• [Task instructions]: Swap "Localize" for "Locate" throughout the records below, and write them all out again with nothing else changed.

----------------------------------------

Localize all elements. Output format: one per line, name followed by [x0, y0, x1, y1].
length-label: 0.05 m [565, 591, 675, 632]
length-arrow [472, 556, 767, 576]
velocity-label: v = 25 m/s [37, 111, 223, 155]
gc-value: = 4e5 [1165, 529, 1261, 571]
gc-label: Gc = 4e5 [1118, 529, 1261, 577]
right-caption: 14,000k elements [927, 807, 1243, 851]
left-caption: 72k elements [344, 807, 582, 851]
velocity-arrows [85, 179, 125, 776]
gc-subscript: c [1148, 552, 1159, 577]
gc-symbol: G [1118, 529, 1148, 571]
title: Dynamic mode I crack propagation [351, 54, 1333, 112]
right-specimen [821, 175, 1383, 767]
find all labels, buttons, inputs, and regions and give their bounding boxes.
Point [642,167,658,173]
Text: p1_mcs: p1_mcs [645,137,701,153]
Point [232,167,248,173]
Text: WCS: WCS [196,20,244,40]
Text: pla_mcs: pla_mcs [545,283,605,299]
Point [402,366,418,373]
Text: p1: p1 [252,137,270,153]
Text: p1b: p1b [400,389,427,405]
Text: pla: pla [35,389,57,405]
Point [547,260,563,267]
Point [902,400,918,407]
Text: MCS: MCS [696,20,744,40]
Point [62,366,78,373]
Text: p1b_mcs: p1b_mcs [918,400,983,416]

----------------------------------------

• [Exercise answer]:
Locate all elements. Output format: one per line, name followed by [x0, y0, x1, y1].
length-label: 0.05 m [565, 591, 675, 632]
length-arrow [472, 556, 767, 576]
velocity-label: v = 25 m/s [37, 111, 223, 155]
gc-value: = 4e5 [1165, 529, 1261, 571]
gc-label: Gc = 4e5 [1118, 529, 1261, 577]
right-caption: 14,000k elements [927, 807, 1243, 851]
left-caption: 72k elements [344, 807, 582, 851]
velocity-arrows [85, 179, 125, 776]
gc-subscript: c [1148, 552, 1159, 577]
gc-symbol: G [1118, 529, 1148, 571]
title: Dynamic mode I crack propagation [351, 54, 1333, 112]
right-specimen [821, 175, 1383, 767]
find all labels, buttons, inputs, and regions and give their bounding boxes.
Point [642,167,658,173]
Text: p1_mcs: p1_mcs [645,137,701,153]
Point [232,167,248,173]
Text: WCS: WCS [196,20,244,40]
Text: pla_mcs: pla_mcs [545,283,605,299]
Point [402,366,418,373]
Text: p1: p1 [252,137,270,153]
Text: p1b: p1b [400,389,427,405]
Text: pla: pla [35,389,57,405]
Point [547,260,563,267]
Point [902,400,918,407]
Text: MCS: MCS [696,20,744,40]
Point [62,366,78,373]
Text: p1b_mcs: p1b_mcs [918,400,983,416]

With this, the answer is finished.